_Extracted data entries_
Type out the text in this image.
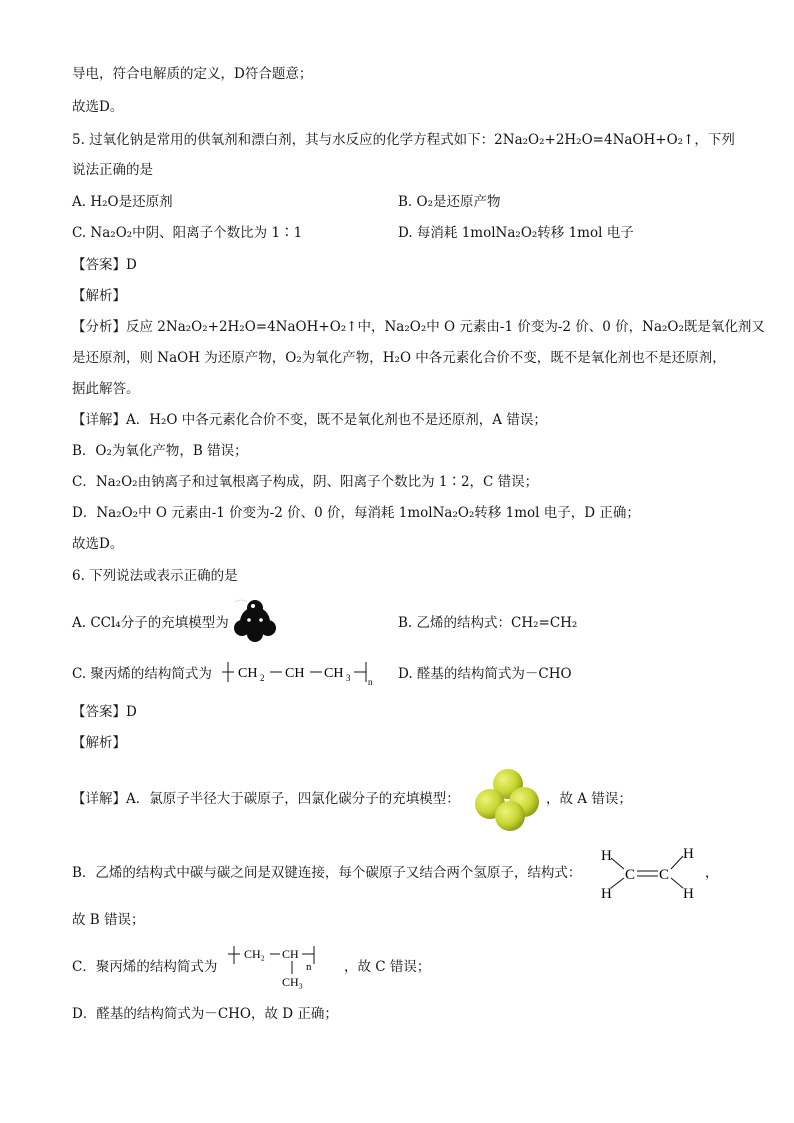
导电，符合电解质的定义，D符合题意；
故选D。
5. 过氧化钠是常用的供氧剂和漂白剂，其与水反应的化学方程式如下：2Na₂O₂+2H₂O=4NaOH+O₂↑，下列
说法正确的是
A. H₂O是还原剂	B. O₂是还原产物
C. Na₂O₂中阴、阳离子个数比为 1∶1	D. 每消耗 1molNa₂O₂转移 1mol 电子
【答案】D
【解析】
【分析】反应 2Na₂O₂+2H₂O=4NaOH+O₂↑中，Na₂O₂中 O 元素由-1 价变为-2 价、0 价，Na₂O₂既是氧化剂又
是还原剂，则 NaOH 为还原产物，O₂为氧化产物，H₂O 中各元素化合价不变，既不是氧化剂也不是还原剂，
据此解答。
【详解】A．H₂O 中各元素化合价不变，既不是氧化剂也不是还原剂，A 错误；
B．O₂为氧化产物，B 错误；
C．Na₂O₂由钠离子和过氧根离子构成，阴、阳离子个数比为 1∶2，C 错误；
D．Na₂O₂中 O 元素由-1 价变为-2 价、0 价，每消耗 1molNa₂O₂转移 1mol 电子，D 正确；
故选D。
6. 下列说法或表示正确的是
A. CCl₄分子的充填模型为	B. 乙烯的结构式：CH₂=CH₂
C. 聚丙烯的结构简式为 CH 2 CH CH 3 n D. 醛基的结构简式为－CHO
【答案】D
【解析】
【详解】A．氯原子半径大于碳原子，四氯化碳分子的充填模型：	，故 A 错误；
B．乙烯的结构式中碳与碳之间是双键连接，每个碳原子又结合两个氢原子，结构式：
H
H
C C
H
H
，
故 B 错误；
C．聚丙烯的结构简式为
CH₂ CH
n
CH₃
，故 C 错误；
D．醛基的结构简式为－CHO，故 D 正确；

_What to do_
Without including any pictures, print all of the material exactly as given.

_Completed task_
Type out the text in this image.
导电，符合电解质的定义，D符合题意；
故选D。
5. 过氧化钠是常用的供氧剂和漂白剂，其与水反应的化学方程式如下：2Na₂O₂+2H₂O=4NaOH+O₂↑，下列
说法正确的是
A. H₂O是还原剂	B. O₂是还原产物
C. Na₂O₂中阴、阳离子个数比为 1∶1	D. 每消耗 1molNa₂O₂转移 1mol 电子
【答案】D
【解析】
【分析】反应 2Na₂O₂+2H₂O=4NaOH+O₂↑中，Na₂O₂中 O 元素由-1 价变为-2 价、0 价，Na₂O₂既是氧化剂又
是还原剂，则 NaOH 为还原产物，O₂为氧化产物，H₂O 中各元素化合价不变，既不是氧化剂也不是还原剂，
据此解答。
【详解】A．H₂O 中各元素化合价不变，既不是氧化剂也不是还原剂，A 错误；
B．O₂为氧化产物，B 错误；
C．Na₂O₂由钠离子和过氧根离子构成，阴、阳离子个数比为 1∶2，C 错误；
D．Na₂O₂中 O 元素由-1 价变为-2 价、0 价，每消耗 1molNa₂O₂转移 1mol 电子，D 正确；
故选D。
6. 下列说法或表示正确的是
A. CCl₄分子的充填模型为	B. 乙烯的结构式：CH₂=CH₂
C. 聚丙烯的结构简式为 CH 2 CH CH 3 n D. 醛基的结构简式为－CHO
【答案】D
【解析】
【详解】A．氯原子半径大于碳原子，四氯化碳分子的充填模型：	，故 A 错误；
B．乙烯的结构式中碳与碳之间是双键连接，每个碳原子又结合两个氢原子，结构式：
H
H
C C
H
H
，
故 B 错误；
C．聚丙烯的结构简式为
CH₂ CH
n
CH₃
，故 C 错误；
D．醛基的结构简式为－CHO，故 D 正确；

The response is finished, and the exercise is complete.